**Challenge**
Repeat the whole listing exactly.

-- Material for this exercise start --

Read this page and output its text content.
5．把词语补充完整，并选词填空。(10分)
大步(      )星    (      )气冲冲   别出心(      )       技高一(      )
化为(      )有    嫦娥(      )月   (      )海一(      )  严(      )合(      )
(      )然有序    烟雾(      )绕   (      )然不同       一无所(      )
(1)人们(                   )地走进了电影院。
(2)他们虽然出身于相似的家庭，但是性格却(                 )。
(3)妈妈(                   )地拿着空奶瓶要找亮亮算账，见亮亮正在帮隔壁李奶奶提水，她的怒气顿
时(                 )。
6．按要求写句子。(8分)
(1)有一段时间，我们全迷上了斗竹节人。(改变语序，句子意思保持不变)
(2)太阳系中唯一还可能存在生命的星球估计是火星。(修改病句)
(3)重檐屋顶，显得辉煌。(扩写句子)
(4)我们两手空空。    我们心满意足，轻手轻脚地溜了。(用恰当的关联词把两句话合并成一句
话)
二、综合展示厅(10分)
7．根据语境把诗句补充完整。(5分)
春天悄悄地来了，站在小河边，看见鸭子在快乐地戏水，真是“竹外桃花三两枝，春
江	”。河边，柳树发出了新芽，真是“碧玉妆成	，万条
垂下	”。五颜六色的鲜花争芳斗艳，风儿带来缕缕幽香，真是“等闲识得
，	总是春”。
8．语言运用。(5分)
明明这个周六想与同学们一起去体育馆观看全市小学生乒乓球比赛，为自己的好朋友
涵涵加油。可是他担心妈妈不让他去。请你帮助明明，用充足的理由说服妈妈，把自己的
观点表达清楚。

-- Material for this exercise end --

**Task answer**
Read this page and output its text content.
5．把词语补充完整，并选词填空。(10分)
大步(      )星    (      )气冲冲   别出心(      )       技高一(      )
化为(      )有    嫦娥(      )月   (      )海一(      )  严(      )合(      )
(      )然有序    烟雾(      )绕   (      )然不同       一无所(      )
(1)人们(                   )地走进了电影院。
(2)他们虽然出身于相似的家庭，但是性格却(                 )。
(3)妈妈(                   )地拿着空奶瓶要找亮亮算账，见亮亮正在帮隔壁李奶奶提水，她的怒气顿
时(                 )。
6．按要求写句子。(8分)
(1)有一段时间，我们全迷上了斗竹节人。(改变语序，句子意思保持不变)
(2)太阳系中唯一还可能存在生命的星球估计是火星。(修改病句)
(3)重檐屋顶，显得辉煌。(扩写句子)
(4)我们两手空空。    我们心满意足，轻手轻脚地溜了。(用恰当的关联词把两句话合并成一句
话)
二、综合展示厅(10分)
7．根据语境把诗句补充完整。(5分)
春天悄悄地来了，站在小河边，看见鸭子在快乐地戏水，真是“竹外桃花三两枝，春
江	”。河边，柳树发出了新芽，真是“碧玉妆成	，万条
垂下	”。五颜六色的鲜花争芳斗艳，风儿带来缕缕幽香，真是“等闲识得
，	总是春”。
8．语言运用。(5分)
明明这个周六想与同学们一起去体育馆观看全市小学生乒乓球比赛，为自己的好朋友
涵涵加油。可是他担心妈妈不让他去。请你帮助明明，用充足的理由说服妈妈，把自己的
观点表达清楚。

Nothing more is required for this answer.